[Information shown start]

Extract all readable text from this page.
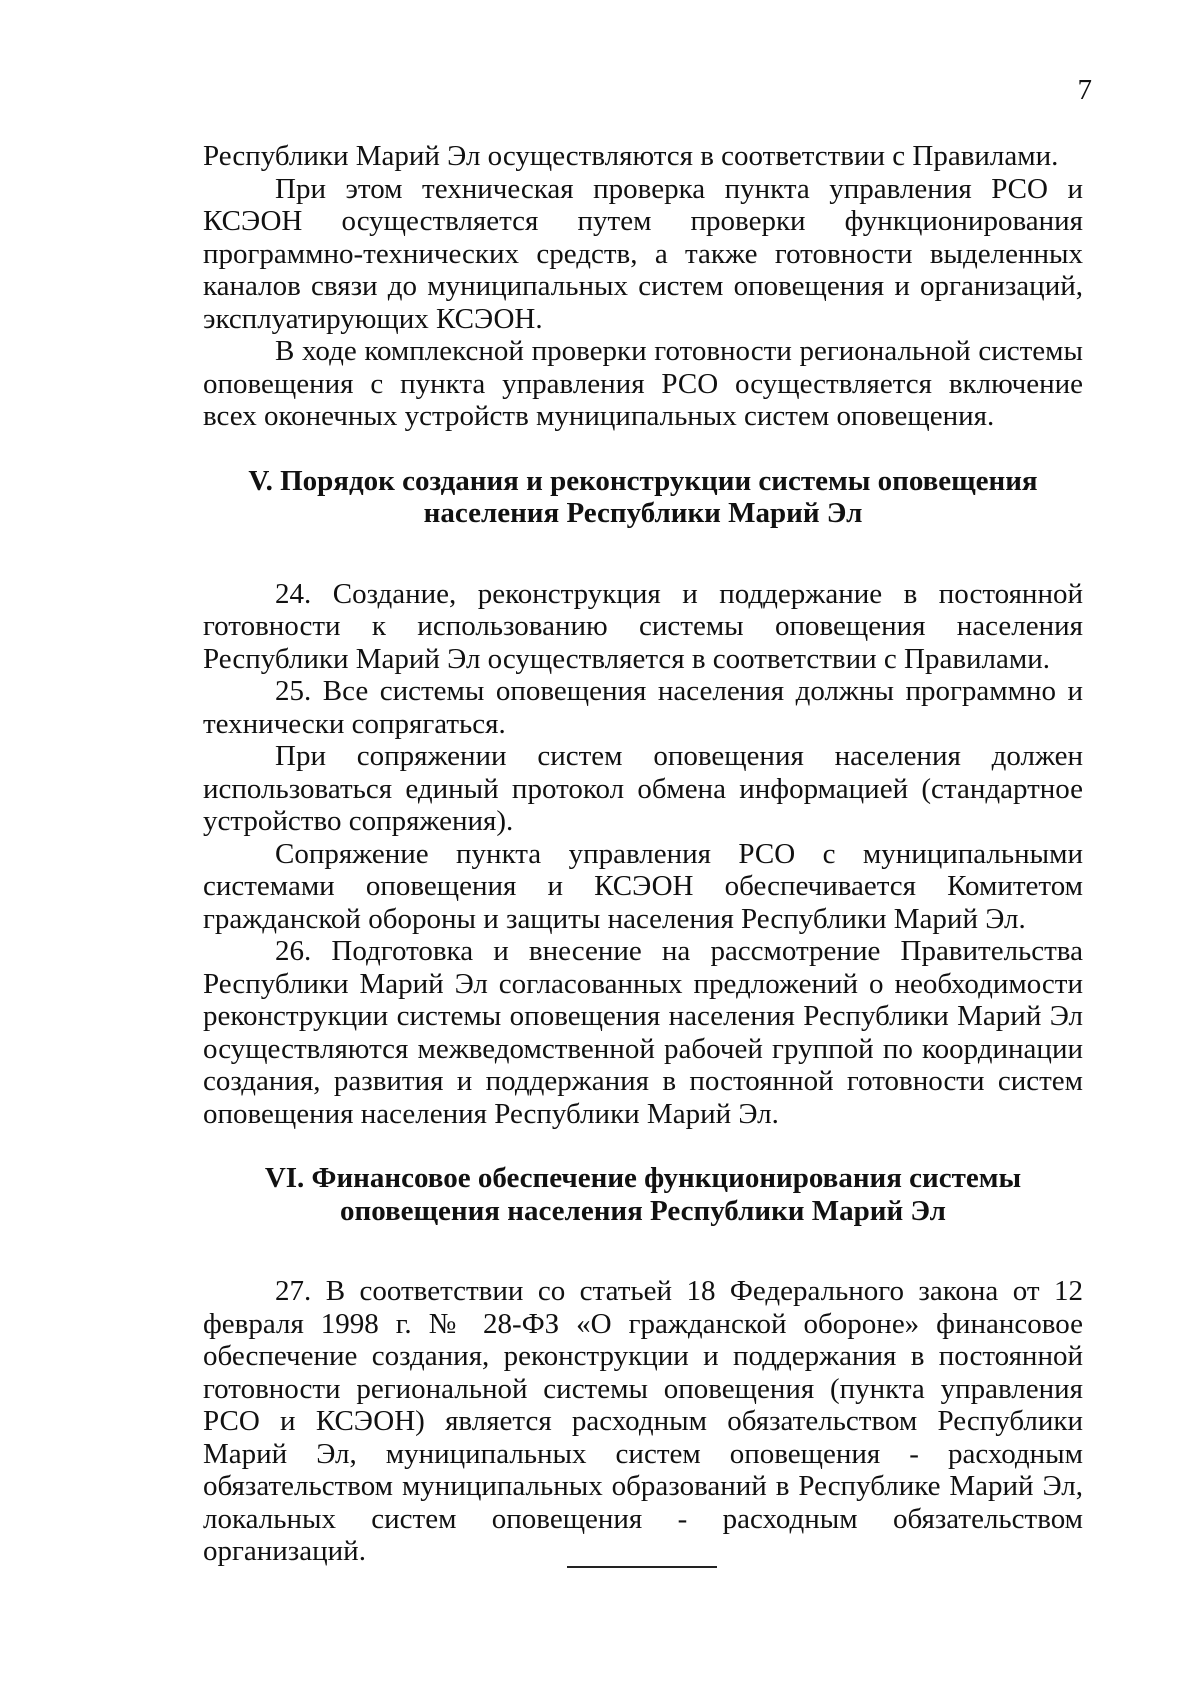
7

Республики Марий Эл осуществляются в соответствии с Правилами.

При этом техническая проверка пункта управления РСО и КСЭОН осуществляется путем проверки функционирования программно-технических средств, а также готовности выделенных каналов связи до муниципальных систем оповещения и организаций, эксплуатирующих КСЭОН.

В ходе комплексной проверки готовности региональной системы оповещения с пункта управления РСО осуществляется включение всех оконечных устройств муниципальных систем оповещения.

V. Порядок создания и реконструкции системы оповещения
населения Республики Марий Эл

24. Создание, реконструкция и поддержание в постоянной готовности к использованию системы оповещения населения Республики Марий Эл осуществляется в соответствии с Правилами.

25. Все системы оповещения населения должны программно и технически сопрягаться.

При сопряжении систем оповещения населения должен использоваться единый протокол обмена информацией (стандартное устройство сопряжения).

Сопряжение пункта управления РСО с муниципальными системами оповещения и КСЭОН обеспечивается Комитетом гражданской обороны и защиты населения Республики Марий Эл.

26. Подготовка и внесение на рассмотрение Правительства Республики Марий Эл согласованных предложений о необходимости реконструкции системы оповещения населения Республики Марий Эл осуществляются межведомственной рабочей группой по координации создания, развития и поддержания в постоянной готовности систем оповещения населения Республики Марий Эл.

VI. Финансовое обеспечение функционирования системы
оповещения населения Республики Марий Эл

27. В соответствии со статьей 18 Федерального закона от 12 февраля 1998 г. № 28-ФЗ «О гражданской обороне» финансовое обеспечение создания, реконструкции и поддержания в постоянной готовности региональной системы оповещения (пункта управления РСО и КСЭОН) является расходным обязательством Республики Марий Эл, муниципальных систем оповещения - расходным обязательством муниципальных образований в Республике Марий Эл, локальных систем оповещения - расходным обязательством организаций.
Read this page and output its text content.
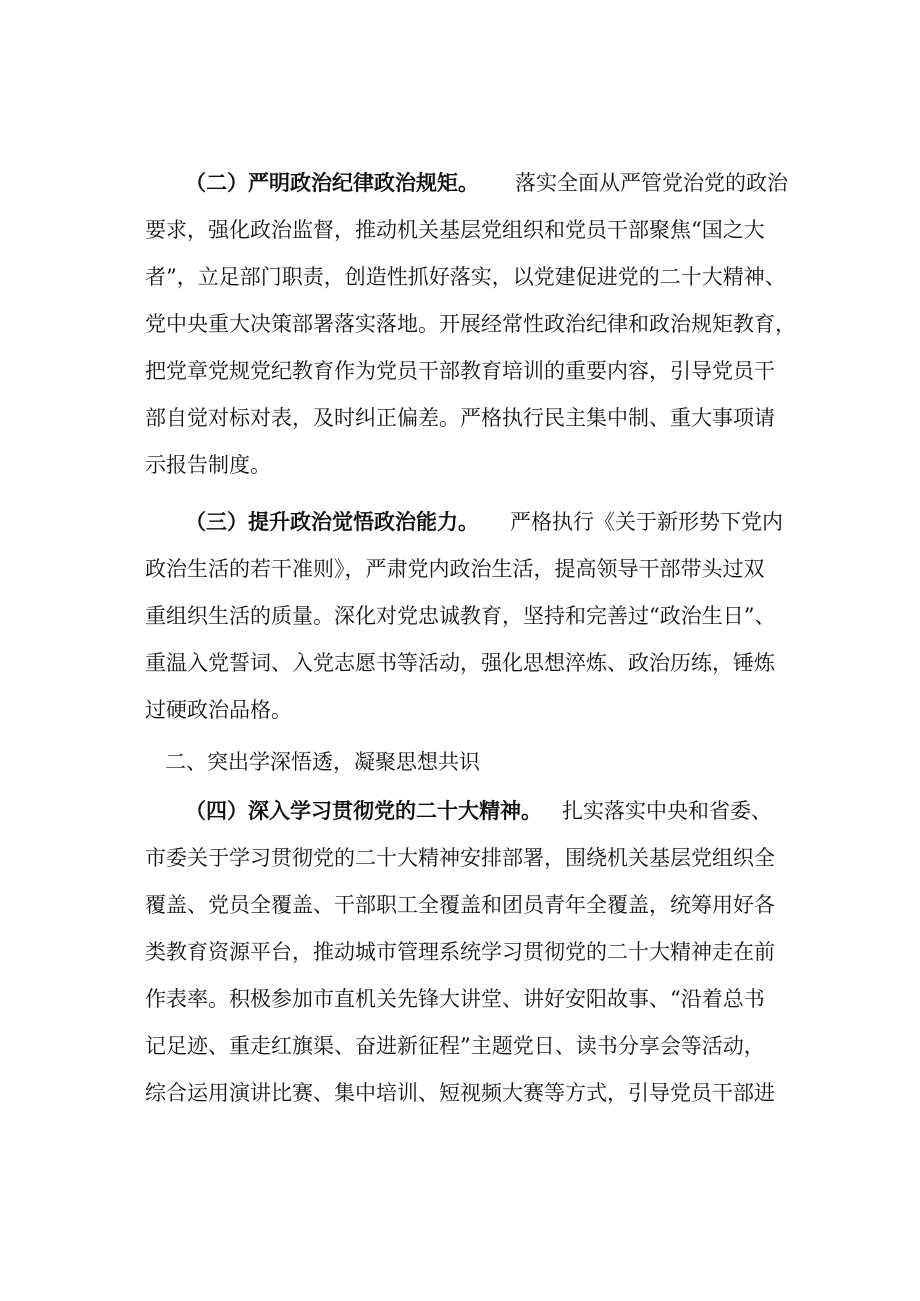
（二）严明政治纪律政治规矩。 落实全面从严管党治党的政治
要求，强化政治监督，推动机关基层党组织和党员干部聚焦“国之大
者”，立足部门职责，创造性抓好落实，以党建促进党的二十大精神、
党中央重大决策部署落实落地。开展经常性政治纪律和政治规矩教育，
把党章党规党纪教育作为党员干部教育培训的重要内容，引导党员干
部自觉对标对表，及时纠正偏差。严格执行民主集中制、重大事项请
示报告制度。
（三）提升政治觉悟政治能力。 严格执行《关于新形势下党内
政治生活的若干准则》，严肃党内政治生活，提高领导干部带头过双
重组织生活的质量。深化对党忠诚教育，坚持和完善过“政治生日”、
重温入党誓词、入党志愿书等活动，强化思想淬炼、政治历练，锤炼
过硬政治品格。
二、突出学深悟透，凝聚思想共识
（四）深入学习贯彻党的二十大精神。 扎实落实中央和省委、
市委关于学习贯彻党的二十大精神安排部署，围绕机关基层党组织全
覆盖、党员全覆盖、干部职工全覆盖和团员青年全覆盖，统筹用好各
类教育资源平台，推动城市管理系统学习贯彻党的二十大精神走在前
作表率。积极参加市直机关先锋大讲堂、讲好安阳故事、“沿着总书
记足迹、重走红旗渠、奋进新征程”主题党日、读书分享会等活动，
综合运用演讲比赛、集中培训、短视频大赛等方式，引导党员干部进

[Information shown end]

* Aim: Repeat the full listing above exactly, with no pictures in the copy.

* Response to the task:
Extract all readable text from this page.
7

Республики Марий Эл осуществляются в соответствии с Правилами.

При этом техническая проверка пункта управления РСО и КСЭОН осуществляется путем проверки функционирования программно-технических средств, а также готовности выделенных каналов связи до муниципальных систем оповещения и организаций, эксплуатирующих КСЭОН.

В ходе комплексной проверки готовности региональной системы оповещения с пункта управления РСО осуществляется включение всех оконечных устройств муниципальных систем оповещения.

V. Порядок создания и реконструкции системы оповещения
населения Республики Марий Эл

24. Создание, реконструкция и поддержание в постоянной готовности к использованию системы оповещения населения Республики Марий Эл осуществляется в соответствии с Правилами.

25. Все системы оповещения населения должны программно и технически сопрягаться.

При сопряжении систем оповещения населения должен использоваться единый протокол обмена информацией (стандартное устройство сопряжения).

Сопряжение пункта управления РСО с муниципальными системами оповещения и КСЭОН обеспечивается Комитетом гражданской обороны и защиты населения Республики Марий Эл.

26. Подготовка и внесение на рассмотрение Правительства Республики Марий Эл согласованных предложений о необходимости реконструкции системы оповещения населения Республики Марий Эл осуществляются межведомственной рабочей группой по координации создания, развития и поддержания в постоянной готовности систем оповещения населения Республики Марий Эл.

VI. Финансовое обеспечение функционирования системы
оповещения населения Республики Марий Эл

27. В соответствии со статьей 18 Федерального закона от 12 февраля 1998 г. № 28-ФЗ «О гражданской обороне» финансовое обеспечение создания, реконструкции и поддержания в постоянной готовности региональной системы оповещения (пункта управления РСО и КСЭОН) является расходным обязательством Республики Марий Эл, муниципальных систем оповещения - расходным обязательством муниципальных образований в Республике Марий Эл, локальных систем оповещения - расходным обязательством организаций.
Read this page and output its text content.
（二）严明政治纪律政治规矩。 落实全面从严管党治党的政治
要求，强化政治监督，推动机关基层党组织和党员干部聚焦“国之大
者”，立足部门职责，创造性抓好落实，以党建促进党的二十大精神、
党中央重大决策部署落实落地。开展经常性政治纪律和政治规矩教育，
把党章党规党纪教育作为党员干部教育培训的重要内容，引导党员干
部自觉对标对表，及时纠正偏差。严格执行民主集中制、重大事项请
示报告制度。
（三）提升政治觉悟政治能力。 严格执行《关于新形势下党内
政治生活的若干准则》，严肃党内政治生活，提高领导干部带头过双
重组织生活的质量。深化对党忠诚教育，坚持和完善过“政治生日”、
重温入党誓词、入党志愿书等活动，强化思想淬炼、政治历练，锤炼
过硬政治品格。
二、突出学深悟透，凝聚思想共识
（四）深入学习贯彻党的二十大精神。 扎实落实中央和省委、
市委关于学习贯彻党的二十大精神安排部署，围绕机关基层党组织全
覆盖、党员全覆盖、干部职工全覆盖和团员青年全覆盖，统筹用好各
类教育资源平台，推动城市管理系统学习贯彻党的二十大精神走在前
作表率。积极参加市直机关先锋大讲堂、讲好安阳故事、“沿着总书
记足迹、重走红旗渠、奋进新征程”主题党日、读书分享会等活动，
综合运用演讲比赛、集中培训、短视频大赛等方式，引导党员干部进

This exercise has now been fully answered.